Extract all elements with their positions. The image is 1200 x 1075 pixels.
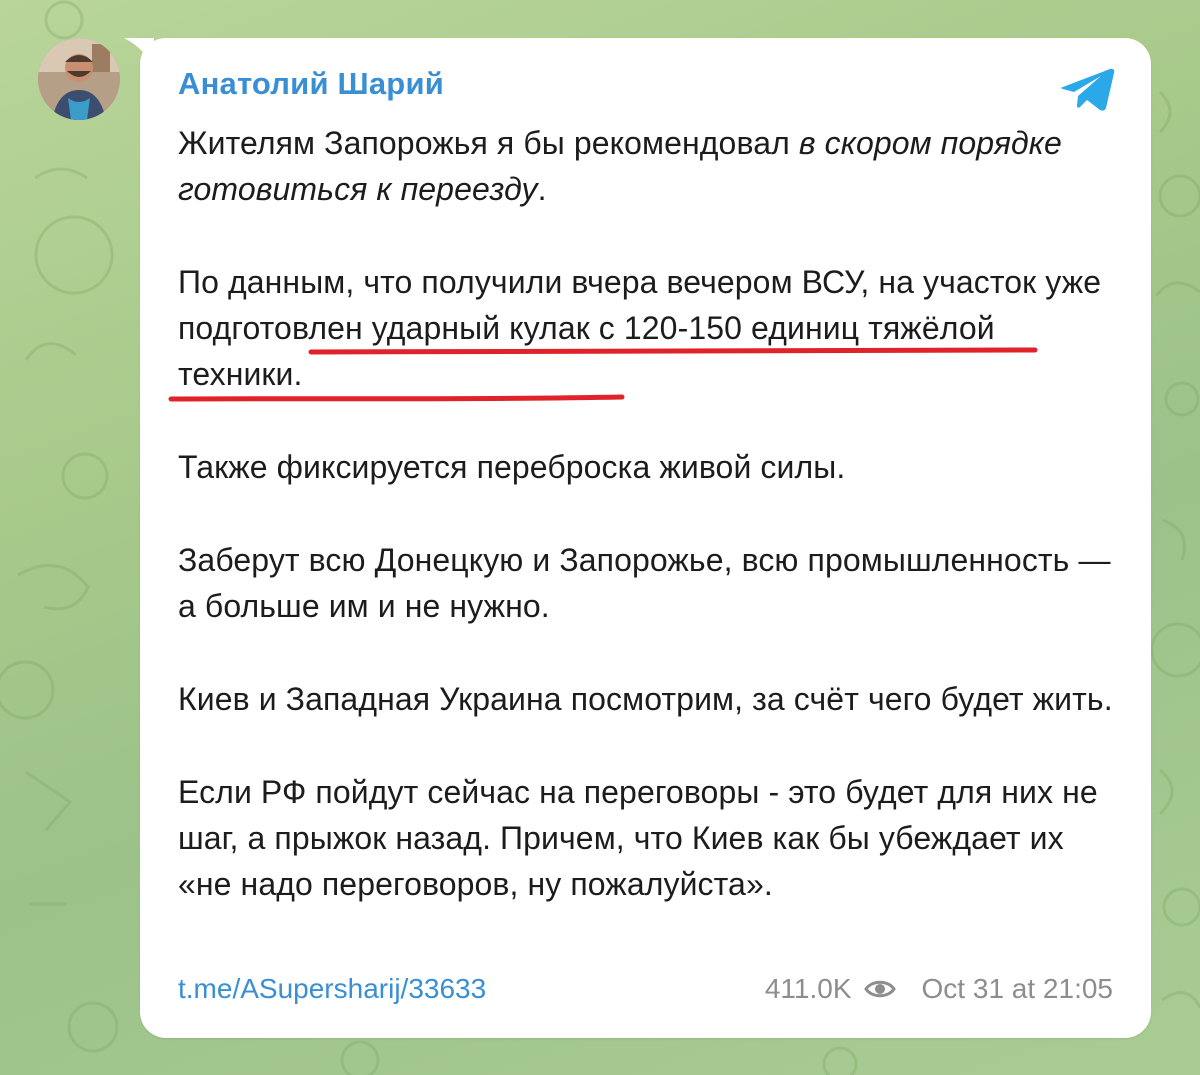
message-paragraph-5: Киев и Западная Украина посмотрим, за сч… [178,681,1113,717]
author-name[interactable]: Анатолий Шарий [178,66,444,102]
message-text: Жителям Запорожья я бы рекомендовал в ск… [178,120,1113,954]
message-timestamp: Oct 31 at 21:05 [921,973,1113,1004]
message-footer: t.me/ASupersharij/33633 411.0K Oct 31 at… [178,973,1113,1009]
avatar-image [38,38,120,120]
post-link[interactable]: t.me/ASupersharij/33633 [178,973,486,1005]
message-paragraph-1: Жителям Запорожья я бы рекомендовал в ск… [178,120,1113,212]
view-count: 411.0K [764,973,852,1004]
paragraph1-plain: Жителям Запорожья я бы рекомендовал [178,125,799,161]
message-meta: 411.0K Oct 31 at 21:05 [765,973,1113,1005]
author-avatar[interactable] [38,38,120,120]
message-paragraph-4: Заберут всю Донецкую и Запорожье, всю пр… [178,542,1111,624]
telegram-plane-icon[interactable] [1059,66,1115,112]
message-paragraph-6: Если РФ пойдут сейчас на переговоры - эт… [178,774,1098,902]
paragraph1-end: . [537,171,547,207]
message-paragraph-3: Также фиксируется переброска живой силы. [178,449,846,485]
eye-icon [863,980,896,998]
message-paragraph-2: По данным, что получили вчера вечером ВС… [178,264,1102,392]
message-bubble: Анатолий Шарий Жителям Запорожья я бы ре… [140,38,1151,1038]
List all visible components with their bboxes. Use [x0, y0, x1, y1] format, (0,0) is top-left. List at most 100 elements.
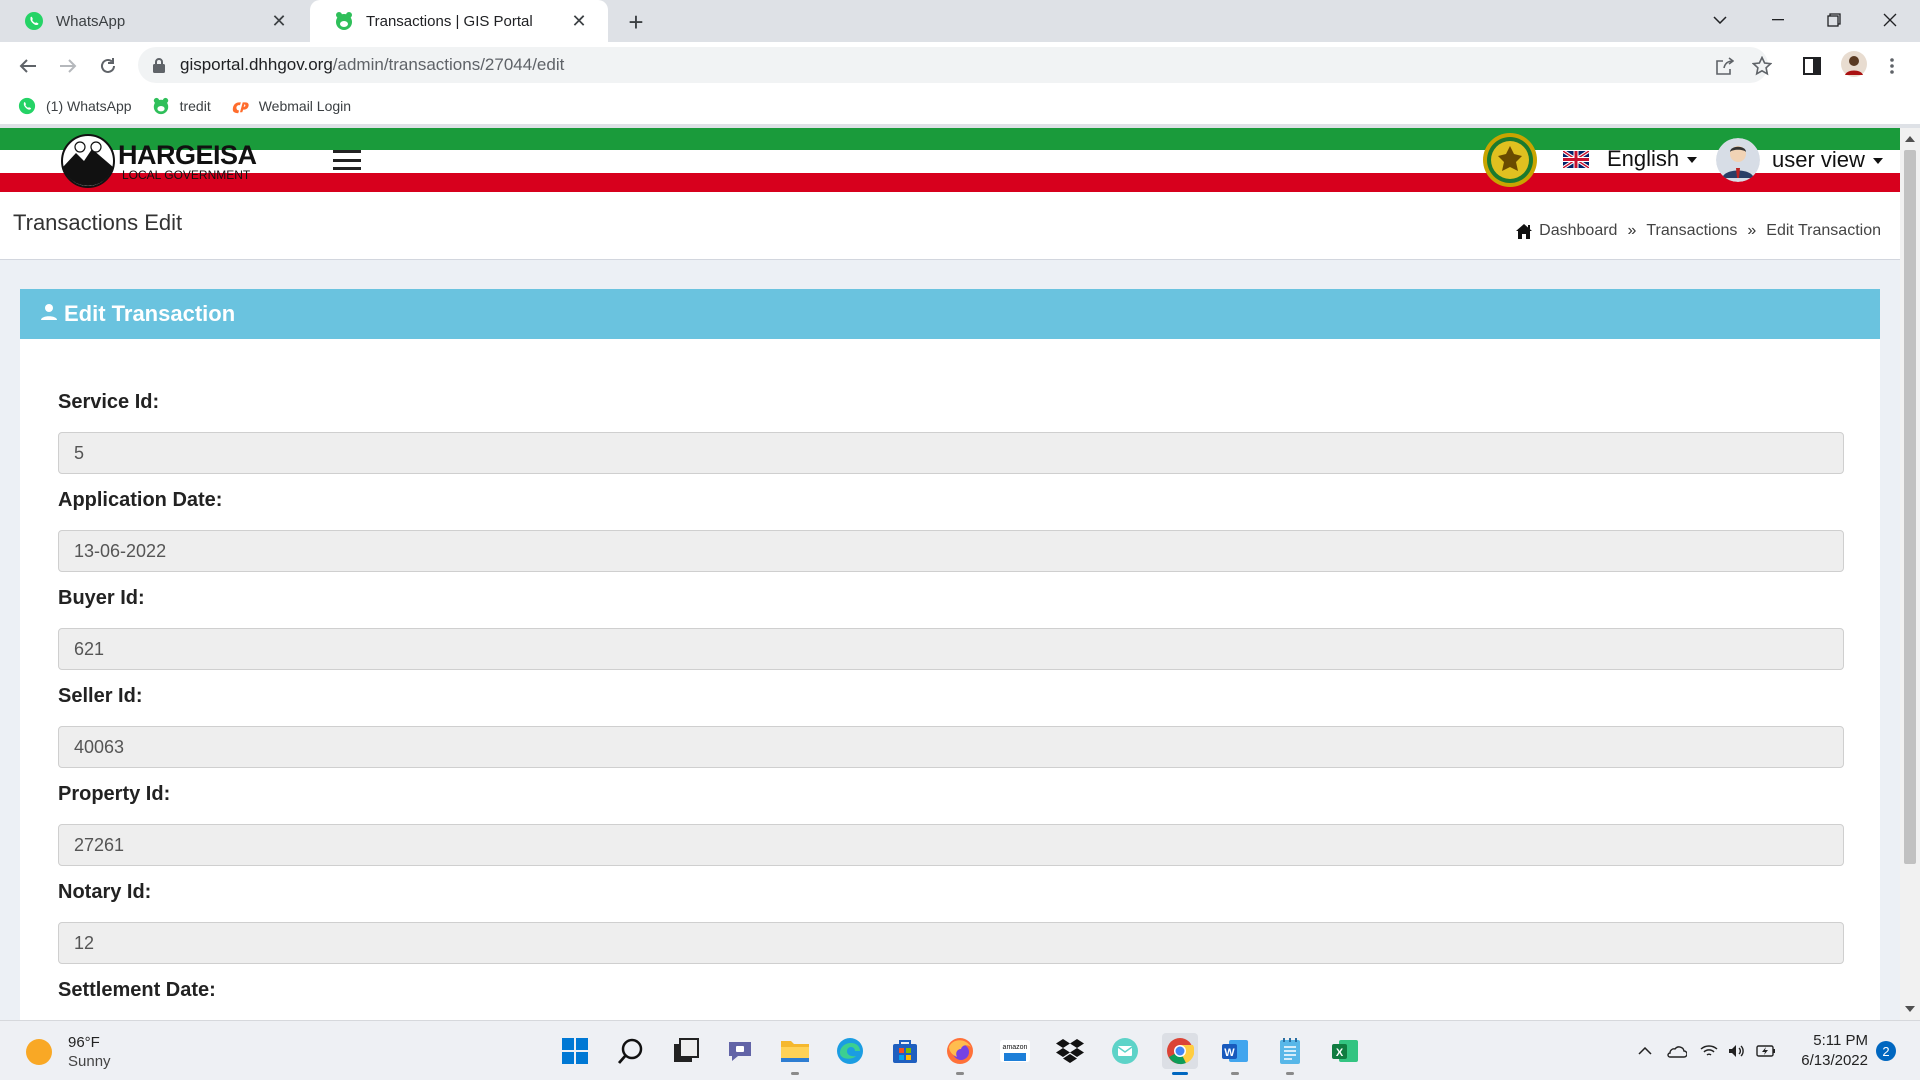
amazon-icon[interactable]: amazon	[997, 1033, 1033, 1069]
close-window-icon[interactable]	[1862, 0, 1918, 40]
dropbox-icon[interactable]	[1052, 1033, 1088, 1069]
new-tab-button[interactable]: +	[622, 7, 650, 37]
volume-icon[interactable]	[1726, 1041, 1748, 1061]
notary-id-label: Notary Id:	[58, 881, 152, 903]
service-id-label: Service Id:	[58, 391, 160, 413]
government-emblem-icon	[1483, 133, 1537, 187]
card-title: Edit Transaction	[64, 301, 236, 326]
mail-icon[interactable]	[1107, 1033, 1143, 1069]
bookmarks-bar: (1) WhatsApp tredit Webmail Login	[0, 88, 1920, 124]
restore-icon[interactable]	[1806, 0, 1862, 40]
tab-transactions[interactable]: Transactions | GIS Portal ✕	[310, 0, 608, 42]
sidebar-toggle-icon[interactable]	[333, 150, 361, 170]
scroll-up-icon[interactable]	[1905, 136, 1915, 142]
buyer-id-label: Buyer Id:	[58, 587, 145, 609]
application-date-field[interactable]: 13-06-2022	[58, 530, 1844, 572]
store-icon[interactable]	[887, 1033, 923, 1069]
scrollbar-thumb[interactable]	[1904, 150, 1916, 864]
weather-temperature: 96°F	[68, 1034, 100, 1051]
task-view-icon[interactable]	[668, 1033, 704, 1069]
minimize-icon[interactable]	[1750, 0, 1806, 40]
excel-icon[interactable]: X	[1327, 1033, 1363, 1069]
edge-icon[interactable]	[832, 1033, 868, 1069]
cpanel-icon	[232, 102, 249, 114]
tab-title: Transactions | GIS Portal	[366, 12, 533, 30]
settlement-date-label: Settlement Date:	[58, 979, 216, 1001]
scroll-down-icon[interactable]	[1905, 1006, 1915, 1012]
bookmark-label: Webmail Login	[258, 98, 352, 114]
uk-flag-icon	[1563, 150, 1589, 168]
bookmark-star-icon[interactable]	[1750, 56, 1774, 76]
property-id-field[interactable]: 27261	[58, 824, 1844, 866]
chrome-icon[interactable]	[1162, 1033, 1198, 1075]
browser-tab-strip: WhatsApp ✕ Transactions | GIS Portal ✕ +	[0, 0, 1920, 42]
breadcrumb-transactions[interactable]: Transactions	[1646, 222, 1737, 240]
service-id-field[interactable]: 5	[58, 432, 1844, 474]
page-scrollbar[interactable]	[1900, 128, 1920, 1020]
windows-taskbar: 96°F Sunny amazon W X 5:11 PM 6/13/2022 …	[0, 1020, 1920, 1080]
language-dropdown[interactable]: English	[1563, 146, 1698, 172]
user-menu[interactable]: user view	[1716, 138, 1883, 182]
bookmark-tredit[interactable]: tredit	[152, 97, 211, 115]
reload-icon[interactable]	[92, 50, 124, 82]
gis-portal-icon	[336, 12, 352, 30]
content-header: Transactions Edit Dashboard » Transactio…	[0, 192, 1900, 260]
form-group-notary-id: Notary Id: 12	[58, 881, 1844, 964]
show-hidden-icons-icon[interactable]	[1634, 1041, 1656, 1061]
url-field[interactable]: gisportal.dhhgov.org/admin/transactions/…	[138, 47, 1768, 83]
avatar	[1716, 138, 1760, 182]
page-title: Transactions Edit	[13, 210, 183, 235]
search-icon[interactable]	[613, 1033, 649, 1069]
windows-start-icon[interactable]	[557, 1033, 593, 1069]
tab-close-icon[interactable]: ✕	[268, 10, 290, 32]
seller-id-field[interactable]: 40063	[58, 726, 1844, 768]
form-group-application-date: Application Date: 13-06-2022	[58, 489, 1844, 572]
sun-icon	[26, 1039, 52, 1065]
breadcrumb: Dashboard » Transactions » Edit Transact…	[1515, 222, 1881, 240]
breadcrumb-dashboard[interactable]: Dashboard	[1539, 222, 1617, 240]
buyer-id-field[interactable]: 621	[58, 628, 1844, 670]
weather-condition: Sunny	[68, 1053, 111, 1070]
profile-avatar[interactable]	[1840, 50, 1868, 78]
word-icon[interactable]: W	[1217, 1033, 1253, 1075]
battery-charging-icon[interactable]	[1754, 1041, 1778, 1061]
property-id-label: Property Id:	[58, 783, 171, 805]
notepad-icon[interactable]	[1272, 1033, 1308, 1075]
bookmark-whatsapp[interactable]: (1) WhatsApp	[18, 97, 132, 115]
edit-transaction-card: Edit Transaction Service Id: 5 Applicati…	[20, 289, 1880, 1020]
firefox-icon[interactable]	[942, 1033, 978, 1075]
svg-text:amazon: amazon	[1003, 1044, 1028, 1051]
taskbar-clock[interactable]: 5:11 PM 6/13/2022	[1784, 1031, 1868, 1071]
address-bar: gisportal.dhhgov.org/admin/transactions/…	[0, 42, 1920, 88]
notification-badge[interactable]: 2	[1876, 1041, 1896, 1061]
flag-stripe-red	[0, 173, 1900, 192]
user-label: user view	[1772, 147, 1865, 172]
tab-search-icon[interactable]	[1692, 0, 1748, 40]
url-host: gisportal.dhhgov.org	[180, 55, 333, 74]
gis-portal-icon	[153, 97, 168, 115]
whatsapp-icon	[18, 97, 36, 115]
breadcrumb-current: Edit Transaction	[1766, 222, 1881, 239]
tab-whatsapp[interactable]: WhatsApp ✕	[0, 0, 308, 42]
weather-widget[interactable]: 96°F Sunny	[26, 1033, 111, 1071]
seller-id-label: Seller Id:	[58, 685, 143, 707]
file-explorer-icon[interactable]	[777, 1033, 813, 1075]
forward-icon[interactable]	[52, 50, 84, 82]
notary-id-field[interactable]: 12	[58, 922, 1844, 964]
logo-title: HARGEISA	[118, 139, 257, 170]
back-icon[interactable]	[12, 50, 44, 82]
tab-close-icon[interactable]: ✕	[568, 10, 590, 32]
share-icon[interactable]	[1712, 56, 1736, 76]
site-logo[interactable]: HARGEISA LOCAL GOVERNMENT	[60, 132, 257, 190]
onedrive-icon[interactable]	[1664, 1041, 1688, 1061]
svg-text:X: X	[1336, 1047, 1344, 1059]
menu-kebab-icon[interactable]	[1880, 56, 1904, 76]
teams-chat-icon[interactable]	[722, 1033, 758, 1069]
breadcrumb-separator: »	[1627, 222, 1637, 239]
bookmark-webmail[interactable]: Webmail Login	[231, 97, 351, 115]
logo-subtitle: LOCAL GOVERNMENT	[122, 167, 251, 182]
side-panel-icon[interactable]	[1800, 56, 1824, 76]
tab-title: WhatsApp	[56, 12, 126, 30]
language-label: English	[1607, 146, 1680, 171]
wifi-icon[interactable]	[1698, 1041, 1720, 1061]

━━━━━━━━━━━━━━━━━━━━

• WHAT THE TASK REQUIRES:
Reproduce the lines of the records verbatim, beginning with the line that contains "message-paragraph-5: Киев и" and continuing through the line that contains "message-footer: t.me/ASupersharij/33633 411.0K", including both of those lines.

• CORRECT ANSWER:
message-paragraph-5: Киев и Западная Украина посмотрим, за сч… [178,681,1113,717]
author-name[interactable]: Анатолий Шарий [178,66,444,102]
message-text: Жителям Запорожья я бы рекомендовал в ск… [178,120,1113,954]
message-timestamp: Oct 31 at 21:05 [921,973,1113,1004]
message-footer: t.me/ASupersharij/33633 411.0K Oct 31 at… [178,973,1113,1009]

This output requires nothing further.